>> START Items
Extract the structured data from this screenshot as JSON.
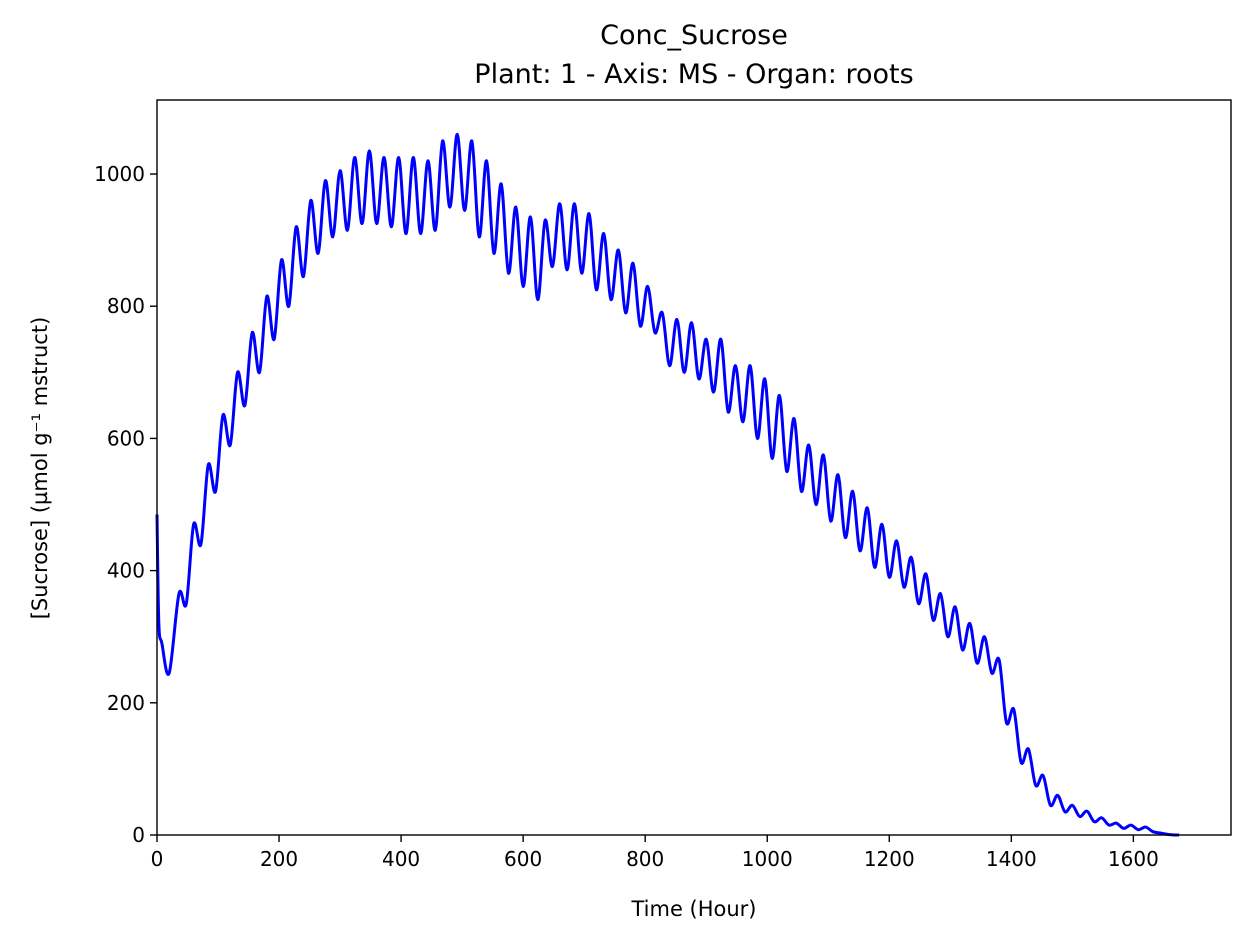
{
  "chart_data": {
    "type": "line",
    "title": "Conc_Sucrose",
    "subtitle": "Plant: 1 - Axis: MS - Organ: roots",
    "xlabel": "Time (Hour)",
    "ylabel": "[Sucrose] (µmol g⁻¹ mstruct)",
    "xlim": [
      0,
      1760
    ],
    "ylim": [
      0,
      1112
    ],
    "xticks": [
      0,
      200,
      400,
      600,
      800,
      1000,
      1200,
      1400,
      1600
    ],
    "yticks": [
      0,
      200,
      400,
      600,
      800,
      1000
    ],
    "grid": false,
    "legend": "none",
    "series": [
      {
        "color": "#0000ff",
        "cycle_hours": 24,
        "x": [
          0,
          3,
          8,
          20,
          36,
          48,
          60,
          72,
          84,
          96,
          108,
          120,
          132,
          144,
          156,
          168,
          180,
          192,
          204,
          216,
          228,
          240,
          252,
          264,
          276,
          288,
          300,
          312,
          324,
          336,
          348,
          360,
          372,
          384,
          396,
          408,
          420,
          432,
          444,
          456,
          468,
          480,
          492,
          504,
          516,
          528,
          540,
          552,
          564,
          576,
          588,
          600,
          612,
          624,
          636,
          648,
          660,
          672,
          684,
          696,
          708,
          720,
          732,
          744,
          756,
          768,
          780,
          792,
          804,
          816,
          828,
          840,
          852,
          864,
          876,
          888,
          900,
          912,
          924,
          936,
          948,
          960,
          972,
          984,
          996,
          1008,
          1020,
          1032,
          1044,
          1056,
          1068,
          1080,
          1092,
          1104,
          1116,
          1128,
          1140,
          1152,
          1164,
          1176,
          1188,
          1200,
          1212,
          1224,
          1236,
          1248,
          1260,
          1272,
          1284,
          1296,
          1308,
          1320,
          1332,
          1344,
          1356,
          1368,
          1380,
          1392,
          1404,
          1416,
          1428,
          1440,
          1452,
          1464,
          1476,
          1488,
          1500,
          1512,
          1524,
          1536,
          1548,
          1560,
          1572,
          1584,
          1596,
          1608,
          1620,
          1632,
          1644,
          1656,
          1668,
          1675
        ],
        "y": [
          485,
          320,
          290,
          245,
          365,
          350,
          470,
          440,
          560,
          520,
          635,
          590,
          700,
          650,
          760,
          700,
          815,
          750,
          870,
          800,
          920,
          845,
          960,
          880,
          990,
          905,
          1005,
          915,
          1025,
          925,
          1035,
          925,
          1025,
          920,
          1025,
          910,
          1025,
          910,
          1020,
          915,
          1050,
          950,
          1060,
          945,
          1050,
          905,
          1020,
          880,
          985,
          850,
          950,
          830,
          935,
          810,
          930,
          860,
          955,
          855,
          955,
          850,
          940,
          825,
          910,
          810,
          885,
          790,
          865,
          770,
          830,
          760,
          790,
          710,
          780,
          700,
          775,
          690,
          750,
          670,
          750,
          640,
          710,
          625,
          710,
          600,
          690,
          570,
          665,
          550,
          630,
          520,
          590,
          500,
          575,
          475,
          545,
          450,
          520,
          430,
          495,
          405,
          470,
          390,
          445,
          375,
          420,
          350,
          395,
          325,
          365,
          300,
          345,
          280,
          320,
          260,
          300,
          245,
          265,
          170,
          190,
          110,
          130,
          75,
          90,
          45,
          60,
          35,
          45,
          28,
          36,
          20,
          26,
          15,
          18,
          10,
          15,
          8,
          12,
          5,
          3,
          1,
          0,
          0
        ]
      }
    ]
  }
}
>> END Items
Every line is to be duplicated exactly, though pictures stay out.

Answer to the task:
Extract the structured data from this screenshot as JSON.
{
  "chart_data": {
    "type": "line",
    "title": "Conc_Sucrose",
    "subtitle": "Plant: 1 - Axis: MS - Organ: roots",
    "xlabel": "Time (Hour)",
    "ylabel": "[Sucrose] (µmol g⁻¹ mstruct)",
    "xlim": [
      0,
      1760
    ],
    "ylim": [
      0,
      1112
    ],
    "xticks": [
      0,
      200,
      400,
      600,
      800,
      1000,
      1200,
      1400,
      1600
    ],
    "yticks": [
      0,
      200,
      400,
      600,
      800,
      1000
    ],
    "grid": false,
    "legend": "none",
    "series": [
      {
        "color": "#0000ff",
        "cycle_hours": 24,
        "x": [
          0,
          3,
          8,
          20,
          36,
          48,
          60,
          72,
          84,
          96,
          108,
          120,
          132,
          144,
          156,
          168,
          180,
          192,
          204,
          216,
          228,
          240,
          252,
          264,
          276,
          288,
          300,
          312,
          324,
          336,
          348,
          360,
          372,
          384,
          396,
          408,
          420,
          432,
          444,
          456,
          468,
          480,
          492,
          504,
          516,
          528,
          540,
          552,
          564,
          576,
          588,
          600,
          612,
          624,
          636,
          648,
          660,
          672,
          684,
          696,
          708,
          720,
          732,
          744,
          756,
          768,
          780,
          792,
          804,
          816,
          828,
          840,
          852,
          864,
          876,
          888,
          900,
          912,
          924,
          936,
          948,
          960,
          972,
          984,
          996,
          1008,
          1020,
          1032,
          1044,
          1056,
          1068,
          1080,
          1092,
          1104,
          1116,
          1128,
          1140,
          1152,
          1164,
          1176,
          1188,
          1200,
          1212,
          1224,
          1236,
          1248,
          1260,
          1272,
          1284,
          1296,
          1308,
          1320,
          1332,
          1344,
          1356,
          1368,
          1380,
          1392,
          1404,
          1416,
          1428,
          1440,
          1452,
          1464,
          1476,
          1488,
          1500,
          1512,
          1524,
          1536,
          1548,
          1560,
          1572,
          1584,
          1596,
          1608,
          1620,
          1632,
          1644,
          1656,
          1668,
          1675
        ],
        "y": [
          485,
          320,
          290,
          245,
          365,
          350,
          470,
          440,
          560,
          520,
          635,
          590,
          700,
          650,
          760,
          700,
          815,
          750,
          870,
          800,
          920,
          845,
          960,
          880,
          990,
          905,
          1005,
          915,
          1025,
          925,
          1035,
          925,
          1025,
          920,
          1025,
          910,
          1025,
          910,
          1020,
          915,
          1050,
          950,
          1060,
          945,
          1050,
          905,
          1020,
          880,
          985,
          850,
          950,
          830,
          935,
          810,
          930,
          860,
          955,
          855,
          955,
          850,
          940,
          825,
          910,
          810,
          885,
          790,
          865,
          770,
          830,
          760,
          790,
          710,
          780,
          700,
          775,
          690,
          750,
          670,
          750,
          640,
          710,
          625,
          710,
          600,
          690,
          570,
          665,
          550,
          630,
          520,
          590,
          500,
          575,
          475,
          545,
          450,
          520,
          430,
          495,
          405,
          470,
          390,
          445,
          375,
          420,
          350,
          395,
          325,
          365,
          300,
          345,
          280,
          320,
          260,
          300,
          245,
          265,
          170,
          190,
          110,
          130,
          75,
          90,
          45,
          60,
          35,
          45,
          28,
          36,
          20,
          26,
          15,
          18,
          10,
          15,
          8,
          12,
          5,
          3,
          1,
          0,
          0
        ]
      }
    ]
  }
}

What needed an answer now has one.